Juga karena ketertarikannya dalam menulis, maka saya dapat melihat banyak teman-teman dosen-dosen Indonesia, khususnya bidang teknik sipil, sebenarnya masih dalam kondisi terjajah. Terjajah bukan dalam hal kebebasan finansial (waktunya habis untuk cari duit). Kalau kalau masalah keuangan, saya melihat sudah banyak dosen yang terpenuhi kebutuhannya. Maklum profesi dosen itu khan berkonotasi positip di masyarakat. Bahkan kesannya sih terhormat. Bagi pengusah, itu khan sangat penting, modal untuk mendapatkan kepercayaan client. Nah karena adanya kepercayaan maka tentu akan berbeda dari orang lain yang tidak punya hal tersebut. Tahu sendiri seorang pengusaha sukses itu modalnya kadang hanya kepercayaan saja lho. Iya khan.

Jadi kalau dari segi materiil sudah baik, mengapa masih disebut terjajah pak !

Terjajah atau tidak, kadang tidak ada hubungannya dari segi materiil (finansial). Memang sih,  dengan adanya dukungan materiil (finansial) maka kita akan lebih mudah untuk membuat pilihan, lebih bebas. Adapun terjajah yang dimaksud adalah terjajah dalam segi ide. Jadi meskipun profesinya adalah dosen, atau guru (sumber pembelajaran) di jaman kemerdekaan ini, tetapi yang diajarkan masih mengandalkan materi dari para penjajah (asing atau bukan bangsa sendiri). Itu sama saja dengan masih terjajah,  iya khan. Mereka-mereka para pengajar di Indonesia umumnya masih mengandalkan (tergantung) produk asing. Mungkin ini kasusnya seperti ibu-ibu pejabat jaman dahulu, yang merasa keren jika memakai produk manca-negara.

> [Yang Harus Dikerjakan]
1 - Salin dengan tepat bagian tulisan tentang dosen yang terjajah, mulai dari "Jadi kalau dari" sampai dengan "memakai produk manca-negara.".
2 - Teruskan tulisan tentang dosen yang terjajah dari kalimat terakhir yang tertera.

> [Data yang Diberikan]
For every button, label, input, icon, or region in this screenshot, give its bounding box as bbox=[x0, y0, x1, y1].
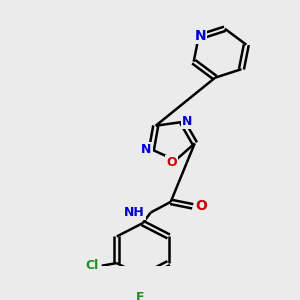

> [Kunci Jawaban]
1 -
Jadi kalau dari segi materiil sudah baik, mengapa masih disebut terjajah pak !

Terjajah atau tidak, kadang tidak ada hubungannya dari segi materiil (finansial). Memang sih,  dengan adanya dukungan materiil (finansial) maka kita akan lebih mudah untuk membuat pilihan, lebih bebas. Adapun terjajah yang dimaksud adalah terjajah dalam segi ide. Jadi meskipun profesinya adalah dosen, atau guru (sumber pembelajaran) di jaman kemerdekaan ini, tetapi yang diajarkan masih mengandalkan materi dari para penjajah (asing atau bukan bangsa sendiri). Itu sama saja dengan masih terjajah,  iya khan. Mereka-mereka para pengajar di Indonesia umumnya masih mengandalkan (tergantung) produk asing. Mungkin ini kasusnya seperti ibu-ibu pejabat jaman dahulu, yang merasa keren jika memakai produk manca-negara.

2 -
Produk mancanegara yang menjadi kebanggaan dosen-dosen teknik sipil Indonesia

Bagi seorang awam, ketika melihat seorang dosen masuk kelas dengan meneteng textbook di atas, mungkin ada yang terkesan, “wah dosennya keren“. Ini dosen up-dated terus ! 😀

Itu orang awam, tetapi kalau saya melihatnya, lain deh. Saya berpikir ini dosen sebenarnya pakar keilmuan atau hanya “tukang” mengajar saja. Saya kuatir yang terakhir, yaitu “tukang” mengajar. Kalau seperti itu adanya, maka dapat dimaklumi jika ada orang awam yang berpikir, bahwa dosen itu bisanya omdo (omong doang), atau teoritis (dengan nada sinis).

Itu yang bernada sinis, tentu berpikir bahwa teoritis itu sama dengan ngomong doang. Yah pendapat orang saja, hanya saja menurutku seorang teoritis itu juga patut dihormati. Jika belum paham maksudnya maka ada baiknya anda membaca artikelku yang di bawah ini.

dosen dan TEORI, adakah yang salah ? – 18 Januari 2017

Kalau untuk kasus yang bernada sinis, maka yang disebut “dosen teoritis” yang dimaksud, tentunya tidak berbeda dari seorang buruh. Jadi bekerjanya hanya sesuai yang diperintahkan pimpinan. Pokoknya bekerja (mengajar) bidang apapun, meskipun latar belakang ilmu yang dimilikinya adalah berbeda dari yang diajar di depan kelas. Untuk pelaksanaannya tidak menjadi permasalahan, tetap percaya diri karena mengandalkan materi dari buku teks-nya. Memang itu nggak salah sih, tetapi untuk hal-hal di luar materi textbook, pasti akan bingung.

Lumayan khan pak, dapat gaji bulanan !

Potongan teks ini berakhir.